Records to use:
========

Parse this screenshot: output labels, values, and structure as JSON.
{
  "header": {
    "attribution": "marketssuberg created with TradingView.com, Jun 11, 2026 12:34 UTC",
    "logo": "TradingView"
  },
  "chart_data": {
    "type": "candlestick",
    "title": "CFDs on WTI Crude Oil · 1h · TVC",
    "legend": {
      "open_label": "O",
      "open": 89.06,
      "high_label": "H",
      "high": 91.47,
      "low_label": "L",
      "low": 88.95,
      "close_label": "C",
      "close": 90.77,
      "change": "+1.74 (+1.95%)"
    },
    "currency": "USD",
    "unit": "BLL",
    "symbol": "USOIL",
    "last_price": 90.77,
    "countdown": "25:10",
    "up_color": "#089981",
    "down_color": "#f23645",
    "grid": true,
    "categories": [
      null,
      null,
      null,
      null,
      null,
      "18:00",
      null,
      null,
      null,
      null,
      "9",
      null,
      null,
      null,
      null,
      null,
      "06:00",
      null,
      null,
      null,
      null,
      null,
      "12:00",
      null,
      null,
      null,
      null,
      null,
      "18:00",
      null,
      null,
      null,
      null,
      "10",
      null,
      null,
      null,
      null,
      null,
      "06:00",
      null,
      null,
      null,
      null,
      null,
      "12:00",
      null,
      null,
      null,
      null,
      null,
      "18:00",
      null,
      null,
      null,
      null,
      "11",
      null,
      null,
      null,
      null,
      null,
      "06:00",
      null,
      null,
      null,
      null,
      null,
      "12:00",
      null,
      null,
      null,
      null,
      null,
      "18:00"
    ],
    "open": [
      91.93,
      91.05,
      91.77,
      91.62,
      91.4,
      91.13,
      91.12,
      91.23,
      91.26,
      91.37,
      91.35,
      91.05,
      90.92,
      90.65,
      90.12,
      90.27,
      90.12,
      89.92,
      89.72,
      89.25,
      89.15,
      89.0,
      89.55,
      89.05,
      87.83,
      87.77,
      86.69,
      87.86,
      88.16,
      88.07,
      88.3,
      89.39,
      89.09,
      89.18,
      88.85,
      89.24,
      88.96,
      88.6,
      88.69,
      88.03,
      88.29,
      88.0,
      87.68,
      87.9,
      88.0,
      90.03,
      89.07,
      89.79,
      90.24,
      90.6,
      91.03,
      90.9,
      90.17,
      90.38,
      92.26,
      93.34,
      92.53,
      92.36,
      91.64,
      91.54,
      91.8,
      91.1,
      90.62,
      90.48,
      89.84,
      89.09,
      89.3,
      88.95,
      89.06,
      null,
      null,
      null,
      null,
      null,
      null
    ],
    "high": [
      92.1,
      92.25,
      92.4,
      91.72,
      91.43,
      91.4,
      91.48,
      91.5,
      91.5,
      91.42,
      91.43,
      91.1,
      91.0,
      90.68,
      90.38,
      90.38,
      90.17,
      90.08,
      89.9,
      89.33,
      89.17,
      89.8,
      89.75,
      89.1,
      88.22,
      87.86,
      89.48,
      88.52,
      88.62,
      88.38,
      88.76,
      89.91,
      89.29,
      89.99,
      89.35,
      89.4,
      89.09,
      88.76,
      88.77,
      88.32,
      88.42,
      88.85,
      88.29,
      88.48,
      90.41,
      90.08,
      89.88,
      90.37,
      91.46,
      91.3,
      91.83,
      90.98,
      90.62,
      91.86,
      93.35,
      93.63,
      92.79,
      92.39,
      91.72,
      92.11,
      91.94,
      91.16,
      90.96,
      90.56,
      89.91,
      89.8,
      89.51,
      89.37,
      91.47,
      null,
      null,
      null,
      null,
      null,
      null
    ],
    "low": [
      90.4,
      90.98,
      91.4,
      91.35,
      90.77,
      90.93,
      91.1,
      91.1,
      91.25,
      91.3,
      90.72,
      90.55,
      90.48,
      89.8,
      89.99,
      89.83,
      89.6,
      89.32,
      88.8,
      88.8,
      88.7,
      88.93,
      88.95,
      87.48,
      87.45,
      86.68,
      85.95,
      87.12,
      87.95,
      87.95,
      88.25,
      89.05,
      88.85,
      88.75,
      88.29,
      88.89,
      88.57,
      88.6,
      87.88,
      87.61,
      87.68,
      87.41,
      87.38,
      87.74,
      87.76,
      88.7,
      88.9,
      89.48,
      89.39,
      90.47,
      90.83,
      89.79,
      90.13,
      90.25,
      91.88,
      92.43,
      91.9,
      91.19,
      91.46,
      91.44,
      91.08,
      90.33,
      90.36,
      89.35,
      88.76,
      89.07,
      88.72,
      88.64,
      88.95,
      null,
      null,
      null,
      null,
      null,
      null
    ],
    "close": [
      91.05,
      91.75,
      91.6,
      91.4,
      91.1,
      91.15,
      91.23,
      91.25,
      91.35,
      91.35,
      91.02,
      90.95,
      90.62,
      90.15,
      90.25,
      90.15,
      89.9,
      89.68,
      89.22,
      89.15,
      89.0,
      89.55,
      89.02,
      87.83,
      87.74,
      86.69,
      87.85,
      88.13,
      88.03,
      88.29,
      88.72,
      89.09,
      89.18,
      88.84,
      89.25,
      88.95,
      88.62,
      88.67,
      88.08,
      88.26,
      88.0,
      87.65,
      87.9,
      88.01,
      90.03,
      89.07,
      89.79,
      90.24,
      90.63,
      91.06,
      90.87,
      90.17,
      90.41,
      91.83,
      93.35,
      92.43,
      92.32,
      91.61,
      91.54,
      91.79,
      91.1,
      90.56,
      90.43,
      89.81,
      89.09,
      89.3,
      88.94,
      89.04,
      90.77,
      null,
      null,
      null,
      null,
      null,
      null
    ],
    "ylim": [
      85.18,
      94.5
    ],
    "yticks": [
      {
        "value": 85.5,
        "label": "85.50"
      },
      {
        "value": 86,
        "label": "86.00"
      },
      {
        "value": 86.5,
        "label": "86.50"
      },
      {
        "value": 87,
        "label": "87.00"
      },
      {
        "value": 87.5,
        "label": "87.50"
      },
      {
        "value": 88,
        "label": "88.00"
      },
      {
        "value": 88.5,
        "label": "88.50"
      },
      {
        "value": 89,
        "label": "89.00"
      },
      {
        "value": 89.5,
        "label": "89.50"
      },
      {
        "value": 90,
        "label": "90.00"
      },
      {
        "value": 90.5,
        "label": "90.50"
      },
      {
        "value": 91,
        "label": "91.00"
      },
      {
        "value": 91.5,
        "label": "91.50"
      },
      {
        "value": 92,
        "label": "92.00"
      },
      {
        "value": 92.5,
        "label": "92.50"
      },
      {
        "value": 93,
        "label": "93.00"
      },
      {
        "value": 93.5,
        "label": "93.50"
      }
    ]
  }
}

========

Stated problem:
Copy each line of the preceding data that contains the string "TradingView".

Response:
    "attribution": "marketssuberg created with TradingView.com, Jun 11, 2026 12:34 UTC",
    "logo": "TradingView"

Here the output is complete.